* _WHAT IS NEEDED_:
Each record that follows should be repeated exactly, minus any images.

* _EXTRACTED INFORMATION_:
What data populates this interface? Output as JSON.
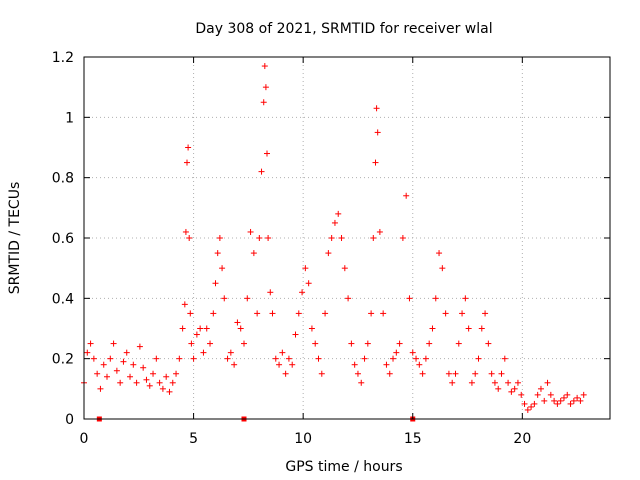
{
  "chart_data": {
    "type": "scatter",
    "title": "Day 308 of 2021, SRMTID for receiver wlal",
    "xlabel": "GPS time / hours",
    "ylabel": "SRMTID / TECUs",
    "xlim": [
      0,
      24
    ],
    "ylim": [
      0,
      1.2
    ],
    "xticks": [
      0,
      5,
      10,
      15,
      20
    ],
    "xtick_labels": [
      "0",
      "5",
      "10",
      "15",
      "20"
    ],
    "yticks": [
      0,
      0.2,
      0.4,
      0.6,
      0.8,
      1.0,
      1.2
    ],
    "ytick_labels": [
      "0",
      "0.2",
      "0.4",
      "0.6",
      "0.8",
      "1",
      "1.2"
    ],
    "grid": true,
    "marker": "plus",
    "color": "#ff0000",
    "series": [
      {
        "name": "SRMTID",
        "x": [
          0.0,
          0.15,
          0.3,
          0.45,
          0.6,
          0.75,
          0.9,
          1.05,
          1.2,
          1.35,
          1.5,
          1.65,
          1.8,
          1.95,
          2.1,
          2.25,
          2.4,
          2.55,
          2.7,
          2.85,
          3.0,
          3.15,
          3.3,
          3.45,
          3.6,
          3.75,
          3.9,
          4.05,
          4.2,
          4.35,
          4.5,
          4.6,
          4.65,
          4.7,
          4.75,
          4.8,
          4.85,
          4.9,
          5.0,
          5.15,
          5.3,
          5.45,
          5.6,
          5.75,
          5.9,
          6.0,
          6.1,
          6.2,
          6.3,
          6.4,
          6.55,
          6.7,
          6.85,
          7.0,
          7.15,
          7.3,
          7.45,
          7.6,
          7.75,
          7.9,
          8.0,
          8.1,
          8.2,
          8.25,
          8.3,
          8.35,
          8.4,
          8.5,
          8.6,
          8.75,
          8.9,
          9.05,
          9.2,
          9.35,
          9.5,
          9.65,
          9.8,
          9.95,
          10.1,
          10.25,
          10.4,
          10.55,
          10.7,
          10.85,
          11.0,
          11.15,
          11.3,
          11.45,
          11.6,
          11.75,
          11.9,
          12.05,
          12.2,
          12.35,
          12.5,
          12.65,
          12.8,
          12.95,
          13.1,
          13.2,
          13.3,
          13.35,
          13.4,
          13.5,
          13.65,
          13.8,
          13.95,
          14.1,
          14.25,
          14.4,
          14.55,
          14.7,
          14.85,
          15.0,
          15.15,
          15.3,
          15.45,
          15.6,
          15.75,
          15.9,
          16.05,
          16.2,
          16.35,
          16.5,
          16.65,
          16.8,
          16.95,
          17.1,
          17.25,
          17.4,
          17.55,
          17.7,
          17.85,
          18.0,
          18.15,
          18.3,
          18.45,
          18.6,
          18.75,
          18.9,
          19.05,
          19.2,
          19.35,
          19.5,
          19.65,
          19.8,
          19.95,
          20.1,
          20.25,
          20.4,
          20.55,
          20.7,
          20.85,
          21.0,
          21.15,
          21.3,
          21.45,
          21.6,
          21.75,
          21.9,
          22.05,
          22.2,
          22.35,
          22.5,
          22.65,
          22.8
        ],
        "y": [
          0.12,
          0.22,
          0.25,
          0.2,
          0.15,
          0.1,
          0.18,
          0.14,
          0.2,
          0.25,
          0.16,
          0.12,
          0.19,
          0.22,
          0.14,
          0.18,
          0.12,
          0.24,
          0.17,
          0.13,
          0.11,
          0.15,
          0.2,
          0.12,
          0.1,
          0.14,
          0.09,
          0.12,
          0.15,
          0.2,
          0.3,
          0.38,
          0.62,
          0.85,
          0.9,
          0.6,
          0.35,
          0.25,
          0.2,
          0.28,
          0.3,
          0.22,
          0.3,
          0.25,
          0.35,
          0.45,
          0.55,
          0.6,
          0.5,
          0.4,
          0.2,
          0.22,
          0.18,
          0.32,
          0.3,
          0.25,
          0.4,
          0.62,
          0.55,
          0.35,
          0.6,
          0.82,
          1.05,
          1.17,
          1.1,
          0.88,
          0.6,
          0.42,
          0.35,
          0.2,
          0.18,
          0.22,
          0.15,
          0.2,
          0.18,
          0.28,
          0.35,
          0.42,
          0.5,
          0.45,
          0.3,
          0.25,
          0.2,
          0.15,
          0.35,
          0.55,
          0.6,
          0.65,
          0.68,
          0.6,
          0.5,
          0.4,
          0.25,
          0.18,
          0.15,
          0.12,
          0.2,
          0.25,
          0.35,
          0.6,
          0.85,
          1.03,
          0.95,
          0.62,
          0.35,
          0.18,
          0.15,
          0.2,
          0.22,
          0.25,
          0.6,
          0.74,
          0.4,
          0.22,
          0.2,
          0.18,
          0.15,
          0.2,
          0.25,
          0.3,
          0.4,
          0.55,
          0.5,
          0.35,
          0.15,
          0.12,
          0.15,
          0.25,
          0.35,
          0.4,
          0.3,
          0.12,
          0.15,
          0.2,
          0.3,
          0.35,
          0.25,
          0.15,
          0.12,
          0.1,
          0.15,
          0.2,
          0.12,
          0.09,
          0.1,
          0.12,
          0.08,
          0.05,
          0.03,
          0.04,
          0.05,
          0.08,
          0.1,
          0.06,
          0.12,
          0.08,
          0.06,
          0.05,
          0.06,
          0.07,
          0.08,
          0.05,
          0.06,
          0.07,
          0.06,
          0.08
        ]
      }
    ],
    "axis_markers_x": [
      0.7,
      7.3,
      15.0
    ]
  }
}
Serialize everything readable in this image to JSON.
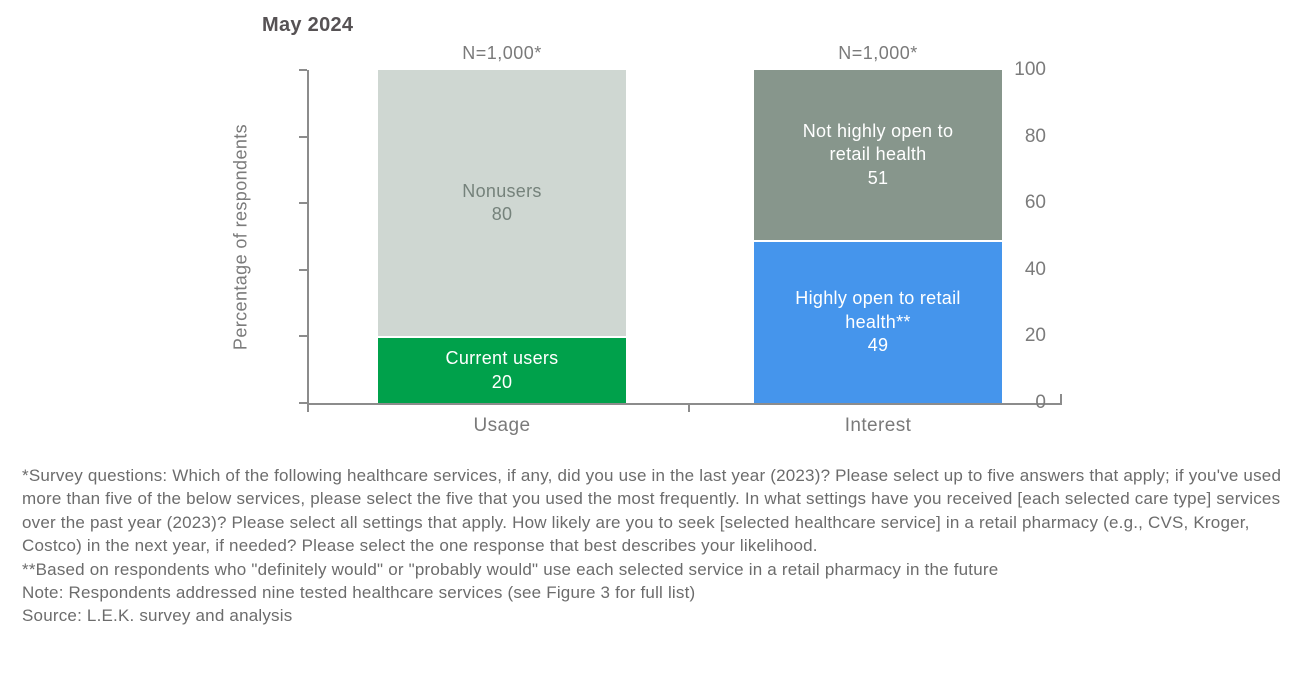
{
  "title": "May 2024",
  "colors": {
    "axis": "#8C8C8C",
    "chart_text": "#7B7B7B",
    "title_text": "#565254",
    "footnote_text": "#6C6C6C",
    "green": "#00A14B",
    "light_gray": "#CFD7D2",
    "slate_gray": "#87968C",
    "blue": "#4595EC"
  },
  "chart_data": {
    "type": "bar",
    "stacked": true,
    "title": "May 2024",
    "xlabel": "",
    "ylabel": "Percentage of respondents",
    "ylim": [
      0,
      100
    ],
    "yticks": [
      0,
      20,
      40,
      60,
      80,
      100
    ],
    "grid": false,
    "legend_position": "none (labels inside segments)",
    "categories": [
      "Usage",
      "Interest"
    ],
    "bars": [
      {
        "category": "Usage",
        "n_label": "N=1,000*",
        "segments": [
          {
            "label": "Current users",
            "value": 20,
            "color": "#00A14B",
            "text_color": "#FFFFFF"
          },
          {
            "label": "Nonusers",
            "value": 80,
            "color": "#CFD7D2",
            "text_color": "#75827B"
          }
        ]
      },
      {
        "category": "Interest",
        "n_label": "N=1,000*",
        "segments": [
          {
            "label": "Highly open to retail health**",
            "value": 49,
            "color": "#4595EC",
            "text_color": "#FFFFFF"
          },
          {
            "label": "Not highly open to retail health",
            "value": 51,
            "color": "#87968C",
            "text_color": "#FFFFFF"
          }
        ]
      }
    ]
  },
  "footnotes": [
    "*Survey questions: Which of the following healthcare services, if any, did you use in the last year (2023)? Please select up to five answers that apply; if you've used more than five of the below services, please select the five that you used the most frequently. In what settings have you received [each selected care type] services over the past year (2023)? Please select all settings that apply. How likely are you to seek [selected healthcare service] in a retail pharmacy (e.g., CVS, Kroger, Costco) in the next year, if needed? Please select the one response that best describes your likelihood.",
    "**Based on respondents who \"definitely would\" or \"probably would\" use each selected service in a retail pharmacy in the future",
    "Note: Respondents addressed nine tested healthcare services (see Figure 3 for full list)",
    "Source: L.E.K. survey and analysis"
  ]
}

* _REPLY TO THE EXERCISE_:
What data populates this interface? Output as JSON.
{
  "chart_data": {
    "type": "scatter",
    "title": "Day 308 of 2021, SRMTID for receiver wlal",
    "xlabel": "GPS time / hours",
    "ylabel": "SRMTID / TECUs",
    "xlim": [
      0,
      24
    ],
    "ylim": [
      0,
      1.2
    ],
    "xticks": [
      0,
      5,
      10,
      15,
      20
    ],
    "xtick_labels": [
      "0",
      "5",
      "10",
      "15",
      "20"
    ],
    "yticks": [
      0,
      0.2,
      0.4,
      0.6,
      0.8,
      1.0,
      1.2
    ],
    "ytick_labels": [
      "0",
      "0.2",
      "0.4",
      "0.6",
      "0.8",
      "1",
      "1.2"
    ],
    "grid": true,
    "marker": "plus",
    "color": "#ff0000",
    "series": [
      {
        "name": "SRMTID",
        "x": [
          0.0,
          0.15,
          0.3,
          0.45,
          0.6,
          0.75,
          0.9,
          1.05,
          1.2,
          1.35,
          1.5,
          1.65,
          1.8,
          1.95,
          2.1,
          2.25,
          2.4,
          2.55,
          2.7,
          2.85,
          3.0,
          3.15,
          3.3,
          3.45,
          3.6,
          3.75,
          3.9,
          4.05,
          4.2,
          4.35,
          4.5,
          4.6,
          4.65,
          4.7,
          4.75,
          4.8,
          4.85,
          4.9,
          5.0,
          5.15,
          5.3,
          5.45,
          5.6,
          5.75,
          5.9,
          6.0,
          6.1,
          6.2,
          6.3,
          6.4,
          6.55,
          6.7,
          6.85,
          7.0,
          7.15,
          7.3,
          7.45,
          7.6,
          7.75,
          7.9,
          8.0,
          8.1,
          8.2,
          8.25,
          8.3,
          8.35,
          8.4,
          8.5,
          8.6,
          8.75,
          8.9,
          9.05,
          9.2,
          9.35,
          9.5,
          9.65,
          9.8,
          9.95,
          10.1,
          10.25,
          10.4,
          10.55,
          10.7,
          10.85,
          11.0,
          11.15,
          11.3,
          11.45,
          11.6,
          11.75,
          11.9,
          12.05,
          12.2,
          12.35,
          12.5,
          12.65,
          12.8,
          12.95,
          13.1,
          13.2,
          13.3,
          13.35,
          13.4,
          13.5,
          13.65,
          13.8,
          13.95,
          14.1,
          14.25,
          14.4,
          14.55,
          14.7,
          14.85,
          15.0,
          15.15,
          15.3,
          15.45,
          15.6,
          15.75,
          15.9,
          16.05,
          16.2,
          16.35,
          16.5,
          16.65,
          16.8,
          16.95,
          17.1,
          17.25,
          17.4,
          17.55,
          17.7,
          17.85,
          18.0,
          18.15,
          18.3,
          18.45,
          18.6,
          18.75,
          18.9,
          19.05,
          19.2,
          19.35,
          19.5,
          19.65,
          19.8,
          19.95,
          20.1,
          20.25,
          20.4,
          20.55,
          20.7,
          20.85,
          21.0,
          21.15,
          21.3,
          21.45,
          21.6,
          21.75,
          21.9,
          22.05,
          22.2,
          22.35,
          22.5,
          22.65,
          22.8
        ],
        "y": [
          0.12,
          0.22,
          0.25,
          0.2,
          0.15,
          0.1,
          0.18,
          0.14,
          0.2,
          0.25,
          0.16,
          0.12,
          0.19,
          0.22,
          0.14,
          0.18,
          0.12,
          0.24,
          0.17,
          0.13,
          0.11,
          0.15,
          0.2,
          0.12,
          0.1,
          0.14,
          0.09,
          0.12,
          0.15,
          0.2,
          0.3,
          0.38,
          0.62,
          0.85,
          0.9,
          0.6,
          0.35,
          0.25,
          0.2,
          0.28,
          0.3,
          0.22,
          0.3,
          0.25,
          0.35,
          0.45,
          0.55,
          0.6,
          0.5,
          0.4,
          0.2,
          0.22,
          0.18,
          0.32,
          0.3,
          0.25,
          0.4,
          0.62,
          0.55,
          0.35,
          0.6,
          0.82,
          1.05,
          1.17,
          1.1,
          0.88,
          0.6,
          0.42,
          0.35,
          0.2,
          0.18,
          0.22,
          0.15,
          0.2,
          0.18,
          0.28,
          0.35,
          0.42,
          0.5,
          0.45,
          0.3,
          0.25,
          0.2,
          0.15,
          0.35,
          0.55,
          0.6,
          0.65,
          0.68,
          0.6,
          0.5,
          0.4,
          0.25,
          0.18,
          0.15,
          0.12,
          0.2,
          0.25,
          0.35,
          0.6,
          0.85,
          1.03,
          0.95,
          0.62,
          0.35,
          0.18,
          0.15,
          0.2,
          0.22,
          0.25,
          0.6,
          0.74,
          0.4,
          0.22,
          0.2,
          0.18,
          0.15,
          0.2,
          0.25,
          0.3,
          0.4,
          0.55,
          0.5,
          0.35,
          0.15,
          0.12,
          0.15,
          0.25,
          0.35,
          0.4,
          0.3,
          0.12,
          0.15,
          0.2,
          0.3,
          0.35,
          0.25,
          0.15,
          0.12,
          0.1,
          0.15,
          0.2,
          0.12,
          0.09,
          0.1,
          0.12,
          0.08,
          0.05,
          0.03,
          0.04,
          0.05,
          0.08,
          0.1,
          0.06,
          0.12,
          0.08,
          0.06,
          0.05,
          0.06,
          0.07,
          0.08,
          0.05,
          0.06,
          0.07,
          0.06,
          0.08
        ]
      }
    ],
    "axis_markers_x": [
      0.7,
      7.3,
      15.0
    ]
  }
}
Serialize everything readable in this image to JSON.
{
  "title": "May 2024",
  "colors": {
    "axis": "#8C8C8C",
    "chart_text": "#7B7B7B",
    "title_text": "#565254",
    "footnote_text": "#6C6C6C",
    "green": "#00A14B",
    "light_gray": "#CFD7D2",
    "slate_gray": "#87968C",
    "blue": "#4595EC"
  },
  "chart_data": {
    "type": "bar",
    "stacked": true,
    "title": "May 2024",
    "xlabel": "",
    "ylabel": "Percentage of respondents",
    "ylim": [
      0,
      100
    ],
    "yticks": [
      0,
      20,
      40,
      60,
      80,
      100
    ],
    "grid": false,
    "legend_position": "none (labels inside segments)",
    "categories": [
      "Usage",
      "Interest"
    ],
    "bars": [
      {
        "category": "Usage",
        "n_label": "N=1,000*",
        "segments": [
          {
            "label": "Current users",
            "value": 20,
            "color": "#00A14B",
            "text_color": "#FFFFFF"
          },
          {
            "label": "Nonusers",
            "value": 80,
            "color": "#CFD7D2",
            "text_color": "#75827B"
          }
        ]
      },
      {
        "category": "Interest",
        "n_label": "N=1,000*",
        "segments": [
          {
            "label": "Highly open to retail health**",
            "value": 49,
            "color": "#4595EC",
            "text_color": "#FFFFFF"
          },
          {
            "label": "Not highly open to retail health",
            "value": 51,
            "color": "#87968C",
            "text_color": "#FFFFFF"
          }
        ]
      }
    ]
  },
  "footnotes": [
    "*Survey questions: Which of the following healthcare services, if any, did you use in the last year (2023)? Please select up to five answers that apply; if you've used more than five of the below services, please select the five that you used the most frequently. In what settings have you received [each selected care type] services over the past year (2023)? Please select all settings that apply. How likely are you to seek [selected healthcare service] in a retail pharmacy (e.g., CVS, Kroger, Costco) in the next year, if needed? Please select the one response that best describes your likelihood.",
    "**Based on respondents who \"definitely would\" or \"probably would\" use each selected service in a retail pharmacy in the future",
    "Note: Respondents addressed nine tested healthcare services (see Figure 3 for full list)",
    "Source: L.E.K. survey and analysis"
  ]
}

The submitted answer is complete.